DATA LINES start

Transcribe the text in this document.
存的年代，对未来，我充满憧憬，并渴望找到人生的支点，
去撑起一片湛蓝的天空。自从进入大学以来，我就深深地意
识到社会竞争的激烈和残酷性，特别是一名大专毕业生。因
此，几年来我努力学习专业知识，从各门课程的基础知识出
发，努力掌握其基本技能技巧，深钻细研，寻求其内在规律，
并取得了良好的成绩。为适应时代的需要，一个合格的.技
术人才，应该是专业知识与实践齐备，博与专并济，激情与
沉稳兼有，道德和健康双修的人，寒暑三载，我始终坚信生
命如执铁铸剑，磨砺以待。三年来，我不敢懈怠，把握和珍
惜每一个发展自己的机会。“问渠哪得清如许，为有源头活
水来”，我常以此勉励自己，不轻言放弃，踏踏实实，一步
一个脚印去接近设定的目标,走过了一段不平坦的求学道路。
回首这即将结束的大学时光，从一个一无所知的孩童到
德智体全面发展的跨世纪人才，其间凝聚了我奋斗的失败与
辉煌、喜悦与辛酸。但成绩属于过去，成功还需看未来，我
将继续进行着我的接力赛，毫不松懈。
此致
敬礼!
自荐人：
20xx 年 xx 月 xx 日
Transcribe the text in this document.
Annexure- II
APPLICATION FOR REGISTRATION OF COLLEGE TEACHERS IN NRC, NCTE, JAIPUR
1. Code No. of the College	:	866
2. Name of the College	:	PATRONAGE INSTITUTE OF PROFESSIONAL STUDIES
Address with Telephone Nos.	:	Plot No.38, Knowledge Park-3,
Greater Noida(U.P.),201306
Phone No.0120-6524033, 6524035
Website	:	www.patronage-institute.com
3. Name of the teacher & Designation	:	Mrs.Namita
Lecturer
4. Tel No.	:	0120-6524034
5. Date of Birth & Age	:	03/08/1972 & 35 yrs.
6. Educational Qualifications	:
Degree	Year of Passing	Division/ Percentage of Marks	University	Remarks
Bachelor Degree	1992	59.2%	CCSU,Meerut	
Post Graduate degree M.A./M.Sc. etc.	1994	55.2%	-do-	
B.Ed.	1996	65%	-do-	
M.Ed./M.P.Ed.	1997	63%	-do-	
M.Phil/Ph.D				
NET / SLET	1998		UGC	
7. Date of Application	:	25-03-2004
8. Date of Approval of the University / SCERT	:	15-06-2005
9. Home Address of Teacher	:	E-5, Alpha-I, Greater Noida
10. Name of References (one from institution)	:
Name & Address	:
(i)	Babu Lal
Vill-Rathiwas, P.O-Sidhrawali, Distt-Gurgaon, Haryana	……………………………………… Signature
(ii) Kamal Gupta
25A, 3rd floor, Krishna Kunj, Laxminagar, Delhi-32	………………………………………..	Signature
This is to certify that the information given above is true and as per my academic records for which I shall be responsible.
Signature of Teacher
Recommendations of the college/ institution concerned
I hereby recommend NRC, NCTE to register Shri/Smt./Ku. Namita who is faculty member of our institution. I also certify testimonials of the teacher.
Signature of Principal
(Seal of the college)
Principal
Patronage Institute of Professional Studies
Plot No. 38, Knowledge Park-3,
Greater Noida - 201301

DATA LINES end

* **WHAT YOU ARE ASKED TO DO**
Restate the whole listing exactly.

* **TASK RESPONSE**
Transcribe the text in this document.
存的年代，对未来，我充满憧憬，并渴望找到人生的支点，
去撑起一片湛蓝的天空。自从进入大学以来，我就深深地意
识到社会竞争的激烈和残酷性，特别是一名大专毕业生。因
此，几年来我努力学习专业知识，从各门课程的基础知识出
发，努力掌握其基本技能技巧，深钻细研，寻求其内在规律，
并取得了良好的成绩。为适应时代的需要，一个合格的.技
术人才，应该是专业知识与实践齐备，博与专并济，激情与
沉稳兼有，道德和健康双修的人，寒暑三载，我始终坚信生
命如执铁铸剑，磨砺以待。三年来，我不敢懈怠，把握和珍
惜每一个发展自己的机会。“问渠哪得清如许，为有源头活
水来”，我常以此勉励自己，不轻言放弃，踏踏实实，一步
一个脚印去接近设定的目标,走过了一段不平坦的求学道路。
回首这即将结束的大学时光，从一个一无所知的孩童到
德智体全面发展的跨世纪人才，其间凝聚了我奋斗的失败与
辉煌、喜悦与辛酸。但成绩属于过去，成功还需看未来，我
将继续进行着我的接力赛，毫不松懈。
此致
敬礼!
自荐人：
20xx 年 xx 月 xx 日
Transcribe the text in this document.
Annexure- II
APPLICATION FOR REGISTRATION OF COLLEGE TEACHERS IN NRC, NCTE, JAIPUR
1. Code No. of the College	:	866
2. Name of the College	:	PATRONAGE INSTITUTE OF PROFESSIONAL STUDIES
Address with Telephone Nos.	:	Plot No.38, Knowledge Park-3,
Greater Noida(U.P.),201306
Phone No.0120-6524033, 6524035
Website	:	www.patronage-institute.com
3. Name of the teacher & Designation	:	Mrs.Namita
Lecturer
4. Tel No.	:	0120-6524034
5. Date of Birth & Age	:	03/08/1972 & 35 yrs.
6. Educational Qualifications	:
Degree	Year of Passing	Division/ Percentage of Marks	University	Remarks
Bachelor Degree	1992	59.2%	CCSU,Meerut	
Post Graduate degree M.A./M.Sc. etc.	1994	55.2%	-do-	
B.Ed.	1996	65%	-do-	
M.Ed./M.P.Ed.	1997	63%	-do-	
M.Phil/Ph.D				
NET / SLET	1998		UGC	
7. Date of Application	:	25-03-2004
8. Date of Approval of the University / SCERT	:	15-06-2005
9. Home Address of Teacher	:	E-5, Alpha-I, Greater Noida
10. Name of References (one from institution)	:
Name & Address	:
(i)	Babu Lal
Vill-Rathiwas, P.O-Sidhrawali, Distt-Gurgaon, Haryana	……………………………………… Signature
(ii) Kamal Gupta
25A, 3rd floor, Krishna Kunj, Laxminagar, Delhi-32	………………………………………..	Signature
This is to certify that the information given above is true and as per my academic records for which I shall be responsible.
Signature of Teacher
Recommendations of the college/ institution concerned
I hereby recommend NRC, NCTE to register Shri/Smt./Ku. Namita who is faculty member of our institution. I also certify testimonials of the teacher.
Signature of Principal
(Seal of the college)
Principal
Patronage Institute of Professional Studies
Plot No. 38, Knowledge Park-3,
Greater Noida - 201301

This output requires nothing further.